• _Required work_
Can you reproduce the data beneath, keeping every line exact?

• _Saved entries_
★ ★ ★
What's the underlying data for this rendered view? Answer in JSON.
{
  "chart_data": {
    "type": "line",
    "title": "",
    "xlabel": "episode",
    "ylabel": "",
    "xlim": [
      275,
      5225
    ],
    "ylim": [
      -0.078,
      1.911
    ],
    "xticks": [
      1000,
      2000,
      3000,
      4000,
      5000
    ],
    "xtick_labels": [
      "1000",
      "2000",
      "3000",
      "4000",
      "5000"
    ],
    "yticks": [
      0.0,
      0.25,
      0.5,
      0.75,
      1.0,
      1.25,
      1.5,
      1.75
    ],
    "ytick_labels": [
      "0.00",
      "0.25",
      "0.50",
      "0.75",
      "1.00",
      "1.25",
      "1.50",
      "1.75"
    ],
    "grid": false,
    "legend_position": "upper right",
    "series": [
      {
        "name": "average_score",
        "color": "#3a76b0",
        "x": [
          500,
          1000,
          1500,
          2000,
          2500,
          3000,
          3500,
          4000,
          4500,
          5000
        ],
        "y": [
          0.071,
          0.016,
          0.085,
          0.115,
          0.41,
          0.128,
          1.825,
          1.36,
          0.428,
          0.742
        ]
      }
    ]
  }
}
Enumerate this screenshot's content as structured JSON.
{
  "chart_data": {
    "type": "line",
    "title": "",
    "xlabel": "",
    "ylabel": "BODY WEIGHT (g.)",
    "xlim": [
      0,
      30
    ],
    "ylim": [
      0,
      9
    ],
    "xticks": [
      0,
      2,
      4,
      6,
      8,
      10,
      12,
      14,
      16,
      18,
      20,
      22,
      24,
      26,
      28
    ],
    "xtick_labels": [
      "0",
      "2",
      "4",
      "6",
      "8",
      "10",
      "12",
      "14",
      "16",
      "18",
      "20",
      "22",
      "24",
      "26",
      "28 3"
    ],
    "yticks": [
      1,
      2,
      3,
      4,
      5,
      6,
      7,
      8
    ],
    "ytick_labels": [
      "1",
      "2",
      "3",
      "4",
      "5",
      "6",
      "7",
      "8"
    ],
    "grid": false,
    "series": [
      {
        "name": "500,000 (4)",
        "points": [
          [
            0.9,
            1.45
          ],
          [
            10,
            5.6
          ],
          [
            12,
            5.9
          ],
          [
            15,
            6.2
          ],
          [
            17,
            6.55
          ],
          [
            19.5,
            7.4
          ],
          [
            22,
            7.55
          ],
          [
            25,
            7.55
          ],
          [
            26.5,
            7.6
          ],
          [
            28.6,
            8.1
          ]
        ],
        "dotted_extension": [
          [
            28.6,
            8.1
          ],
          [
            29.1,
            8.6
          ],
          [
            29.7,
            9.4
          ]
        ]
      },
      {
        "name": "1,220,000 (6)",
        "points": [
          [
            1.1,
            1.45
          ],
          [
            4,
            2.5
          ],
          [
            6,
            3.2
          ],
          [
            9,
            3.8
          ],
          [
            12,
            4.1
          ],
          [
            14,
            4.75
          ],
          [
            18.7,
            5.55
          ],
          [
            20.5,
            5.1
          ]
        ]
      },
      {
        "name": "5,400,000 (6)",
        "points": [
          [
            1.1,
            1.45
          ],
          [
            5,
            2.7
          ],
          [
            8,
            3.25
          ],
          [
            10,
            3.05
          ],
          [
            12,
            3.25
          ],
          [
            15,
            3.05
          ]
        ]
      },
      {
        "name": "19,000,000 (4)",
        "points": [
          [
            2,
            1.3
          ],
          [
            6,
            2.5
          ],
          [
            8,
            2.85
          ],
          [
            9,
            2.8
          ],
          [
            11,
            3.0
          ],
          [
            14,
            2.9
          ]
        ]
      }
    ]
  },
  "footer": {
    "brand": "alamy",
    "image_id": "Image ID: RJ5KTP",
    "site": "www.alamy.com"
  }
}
★ ★ ★
• _Response below_
What's the underlying data for this rendered view? Answer in JSON.
{
  "chart_data": {
    "type": "line",
    "title": "",
    "xlabel": "episode",
    "ylabel": "",
    "xlim": [
      275,
      5225
    ],
    "ylim": [
      -0.078,
      1.911
    ],
    "xticks": [
      1000,
      2000,
      3000,
      4000,
      5000
    ],
    "xtick_labels": [
      "1000",
      "2000",
      "3000",
      "4000",
      "5000"
    ],
    "yticks": [
      0.0,
      0.25,
      0.5,
      0.75,
      1.0,
      1.25,
      1.5,
      1.75
    ],
    "ytick_labels": [
      "0.00",
      "0.25",
      "0.50",
      "0.75",
      "1.00",
      "1.25",
      "1.50",
      "1.75"
    ],
    "grid": false,
    "legend_position": "upper right",
    "series": [
      {
        "name": "average_score",
        "color": "#3a76b0",
        "x": [
          500,
          1000,
          1500,
          2000,
          2500,
          3000,
          3500,
          4000,
          4500,
          5000
        ],
        "y": [
          0.071,
          0.016,
          0.085,
          0.115,
          0.41,
          0.128,
          1.825,
          1.36,
          0.428,
          0.742
        ]
      }
    ]
  }
}
Enumerate this screenshot's content as structured JSON.
{
  "chart_data": {
    "type": "line",
    "title": "",
    "xlabel": "",
    "ylabel": "BODY WEIGHT (g.)",
    "xlim": [
      0,
      30
    ],
    "ylim": [
      0,
      9
    ],
    "xticks": [
      0,
      2,
      4,
      6,
      8,
      10,
      12,
      14,
      16,
      18,
      20,
      22,
      24,
      26,
      28
    ],
    "xtick_labels": [
      "0",
      "2",
      "4",
      "6",
      "8",
      "10",
      "12",
      "14",
      "16",
      "18",
      "20",
      "22",
      "24",
      "26",
      "28 3"
    ],
    "yticks": [
      1,
      2,
      3,
      4,
      5,
      6,
      7,
      8
    ],
    "ytick_labels": [
      "1",
      "2",
      "3",
      "4",
      "5",
      "6",
      "7",
      "8"
    ],
    "grid": false,
    "series": [
      {
        "name": "500,000 (4)",
        "points": [
          [
            0.9,
            1.45
          ],
          [
            10,
            5.6
          ],
          [
            12,
            5.9
          ],
          [
            15,
            6.2
          ],
          [
            17,
            6.55
          ],
          [
            19.5,
            7.4
          ],
          [
            22,
            7.55
          ],
          [
            25,
            7.55
          ],
          [
            26.5,
            7.6
          ],
          [
            28.6,
            8.1
          ]
        ],
        "dotted_extension": [
          [
            28.6,
            8.1
          ],
          [
            29.1,
            8.6
          ],
          [
            29.7,
            9.4
          ]
        ]
      },
      {
        "name": "1,220,000 (6)",
        "points": [
          [
            1.1,
            1.45
          ],
          [
            4,
            2.5
          ],
          [
            6,
            3.2
          ],
          [
            9,
            3.8
          ],
          [
            12,
            4.1
          ],
          [
            14,
            4.75
          ],
          [
            18.7,
            5.55
          ],
          [
            20.5,
            5.1
          ]
        ]
      },
      {
        "name": "5,400,000 (6)",
        "points": [
          [
            1.1,
            1.45
          ],
          [
            5,
            2.7
          ],
          [
            8,
            3.25
          ],
          [
            10,
            3.05
          ],
          [
            12,
            3.25
          ],
          [
            15,
            3.05
          ]
        ]
      },
      {
        "name": "19,000,000 (4)",
        "points": [
          [
            2,
            1.3
          ],
          [
            6,
            2.5
          ],
          [
            8,
            2.85
          ],
          [
            9,
            2.8
          ],
          [
            11,
            3.0
          ],
          [
            14,
            2.9
          ]
        ]
      }
    ]
  },
  "footer": {
    "brand": "alamy",
    "image_id": "Image ID: RJ5KTP",
    "site": "www.alamy.com"
  }
}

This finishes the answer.